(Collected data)
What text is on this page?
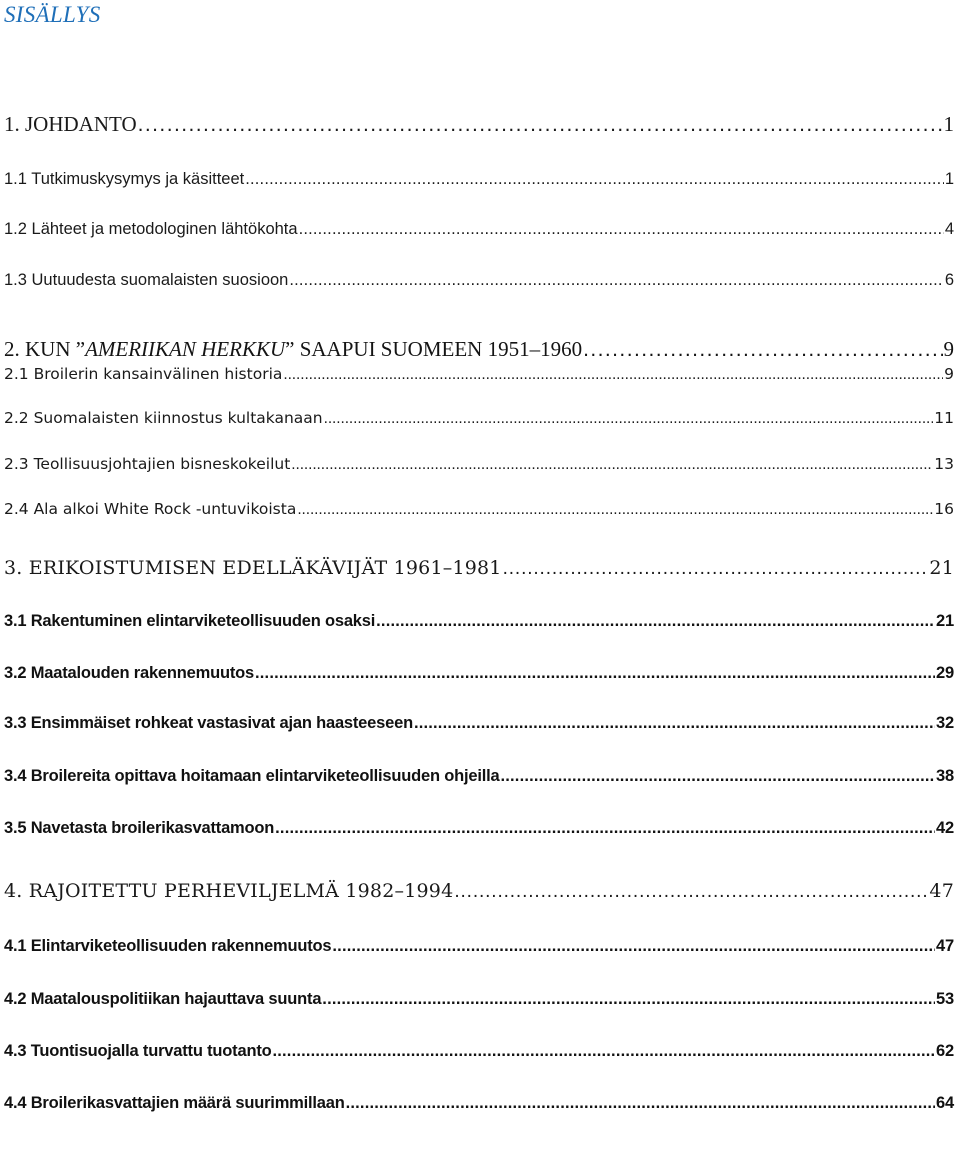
SISÄLLYS
1. JOHDANTO . . .	1
1.1 Tutkimuskysymys ja käsitteet . . .	1
1.2 Lähteet ja metodologinen lähtökohta . . .	4
1.3 Uutuudesta suomalaisten suosioon . . .	6
2. KUN ”AMERIIKAN HERKKU” SAAPUI SUOMEEN 1951–1960 . . .	9
2.1 Broilerin kansainvälinen historia . . .	9
2.2 Suomalaisten kiinnostus kultakanaan . . .	11
2.3 Teollisuusjohtajien bisneskokeilut . . .	13
2.4 Ala alkoi White Rock -untuvikoista . . .	16
3. ERIKOISTUMISEN EDELLÄKÄVIJÄT 1961–1981 . . .	21
3.1 Rakentuminen elintarviketeollisuuden osaksi . . .	21
3.2 Maatalouden rakennemuutos . . .	29
3.3 Ensimmäiset rohkeat vastasivat ajan haasteeseen . . .	32
3.4 Broilereita opittava hoitamaan elintarviketeollisuuden ohjeilla . . .	38
3.5 Navetasta broilerikasvattamoon . . .	42
4. RAJOITETTU PERHEVILJELMÄ 1982–1994 . . .	47
4.1 Elintarviketeollisuuden rakennemuutos . . .	47
4.2 Maatalouspolitiikan hajauttava suunta . . .	53
4.3 Tuontisuojalla turvattu tuotanto . . .	62
4.4 Broilerikasvattajien määrä suurimmillaan . . .	64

*Goal:*
Write out the records above once more, word for word, with no pictures.

*Full answer:*
What text is on this page?
SISÄLLYS
1. JOHDANTO . . .	1
1.1 Tutkimuskysymys ja käsitteet . . .	1
1.2 Lähteet ja metodologinen lähtökohta . . .	4
1.3 Uutuudesta suomalaisten suosioon . . .	6
2. KUN ”AMERIIKAN HERKKU” SAAPUI SUOMEEN 1951–1960 . . .	9
2.1 Broilerin kansainvälinen historia . . .	9
2.2 Suomalaisten kiinnostus kultakanaan . . .	11
2.3 Teollisuusjohtajien bisneskokeilut . . .	13
2.4 Ala alkoi White Rock -untuvikoista . . .	16
3. ERIKOISTUMISEN EDELLÄKÄVIJÄT 1961–1981 . . .	21
3.1 Rakentuminen elintarviketeollisuuden osaksi . . .	21
3.2 Maatalouden rakennemuutos . . .	29
3.3 Ensimmäiset rohkeat vastasivat ajan haasteeseen . . .	32
3.4 Broilereita opittava hoitamaan elintarviketeollisuuden ohjeilla . . .	38
3.5 Navetasta broilerikasvattamoon . . .	42
4. RAJOITETTU PERHEVILJELMÄ 1982–1994 . . .	47
4.1 Elintarviketeollisuuden rakennemuutos . . .	47
4.2 Maatalouspolitiikan hajauttava suunta . . .	53
4.3 Tuontisuojalla turvattu tuotanto . . .	62
4.4 Broilerikasvattajien määrä suurimmillaan . . .	64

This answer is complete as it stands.